## Extracted material:
* * * *
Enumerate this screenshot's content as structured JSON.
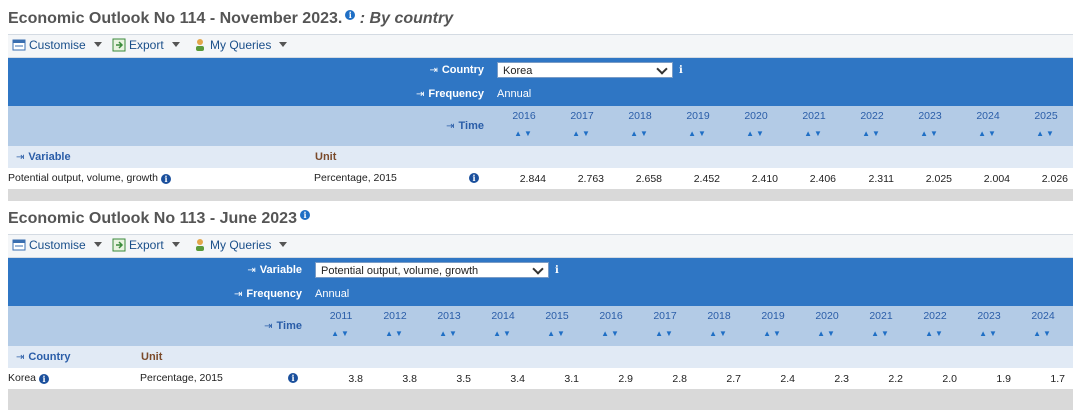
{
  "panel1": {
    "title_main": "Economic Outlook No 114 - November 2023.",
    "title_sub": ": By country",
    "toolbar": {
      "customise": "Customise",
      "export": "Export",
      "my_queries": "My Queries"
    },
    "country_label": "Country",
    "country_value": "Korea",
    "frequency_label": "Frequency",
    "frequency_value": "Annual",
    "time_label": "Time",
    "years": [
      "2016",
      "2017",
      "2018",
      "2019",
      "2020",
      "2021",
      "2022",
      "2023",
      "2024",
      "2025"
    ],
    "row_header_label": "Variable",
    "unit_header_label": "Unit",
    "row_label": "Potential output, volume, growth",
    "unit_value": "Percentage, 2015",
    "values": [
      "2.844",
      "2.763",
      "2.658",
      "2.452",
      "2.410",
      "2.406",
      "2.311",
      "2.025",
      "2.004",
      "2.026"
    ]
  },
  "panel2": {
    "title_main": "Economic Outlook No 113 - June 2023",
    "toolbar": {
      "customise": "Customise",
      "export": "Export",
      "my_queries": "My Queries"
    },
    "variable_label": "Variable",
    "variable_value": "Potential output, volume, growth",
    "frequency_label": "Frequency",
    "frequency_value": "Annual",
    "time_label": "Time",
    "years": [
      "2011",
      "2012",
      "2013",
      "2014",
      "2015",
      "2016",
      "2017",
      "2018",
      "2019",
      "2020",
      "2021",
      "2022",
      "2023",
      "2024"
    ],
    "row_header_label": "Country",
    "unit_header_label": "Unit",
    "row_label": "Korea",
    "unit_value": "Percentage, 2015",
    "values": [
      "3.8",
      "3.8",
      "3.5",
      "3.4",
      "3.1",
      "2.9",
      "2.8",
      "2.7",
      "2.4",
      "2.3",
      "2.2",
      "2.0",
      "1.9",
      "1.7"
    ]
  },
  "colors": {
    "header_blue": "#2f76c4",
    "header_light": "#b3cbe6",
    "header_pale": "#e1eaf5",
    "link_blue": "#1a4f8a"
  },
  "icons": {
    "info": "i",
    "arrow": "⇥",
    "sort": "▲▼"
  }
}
* * * *
## What this task involves:
Exclude the pictures. Write out the remaining data exactly.

## Solution:
Enumerate this screenshot's content as structured JSON.
{
  "panel1": {
    "title_main": "Economic Outlook No 114 - November 2023.",
    "title_sub": ": By country",
    "toolbar": {
      "customise": "Customise",
      "export": "Export",
      "my_queries": "My Queries"
    },
    "country_label": "Country",
    "country_value": "Korea",
    "frequency_label": "Frequency",
    "frequency_value": "Annual",
    "time_label": "Time",
    "years": [
      "2016",
      "2017",
      "2018",
      "2019",
      "2020",
      "2021",
      "2022",
      "2023",
      "2024",
      "2025"
    ],
    "row_header_label": "Variable",
    "unit_header_label": "Unit",
    "row_label": "Potential output, volume, growth",
    "unit_value": "Percentage, 2015",
    "values": [
      "2.844",
      "2.763",
      "2.658",
      "2.452",
      "2.410",
      "2.406",
      "2.311",
      "2.025",
      "2.004",
      "2.026"
    ]
  },
  "panel2": {
    "title_main": "Economic Outlook No 113 - June 2023",
    "toolbar": {
      "customise": "Customise",
      "export": "Export",
      "my_queries": "My Queries"
    },
    "variable_label": "Variable",
    "variable_value": "Potential output, volume, growth",
    "frequency_label": "Frequency",
    "frequency_value": "Annual",
    "time_label": "Time",
    "years": [
      "2011",
      "2012",
      "2013",
      "2014",
      "2015",
      "2016",
      "2017",
      "2018",
      "2019",
      "2020",
      "2021",
      "2022",
      "2023",
      "2024"
    ],
    "row_header_label": "Country",
    "unit_header_label": "Unit",
    "row_label": "Korea",
    "unit_value": "Percentage, 2015",
    "values": [
      "3.8",
      "3.8",
      "3.5",
      "3.4",
      "3.1",
      "2.9",
      "2.8",
      "2.7",
      "2.4",
      "2.3",
      "2.2",
      "2.0",
      "1.9",
      "1.7"
    ]
  },
  "colors": {
    "header_blue": "#2f76c4",
    "header_light": "#b3cbe6",
    "header_pale": "#e1eaf5",
    "link_blue": "#1a4f8a"
  },
  "icons": {
    "info": "i",
    "arrow": "⇥",
    "sort": "▲▼"
  }
}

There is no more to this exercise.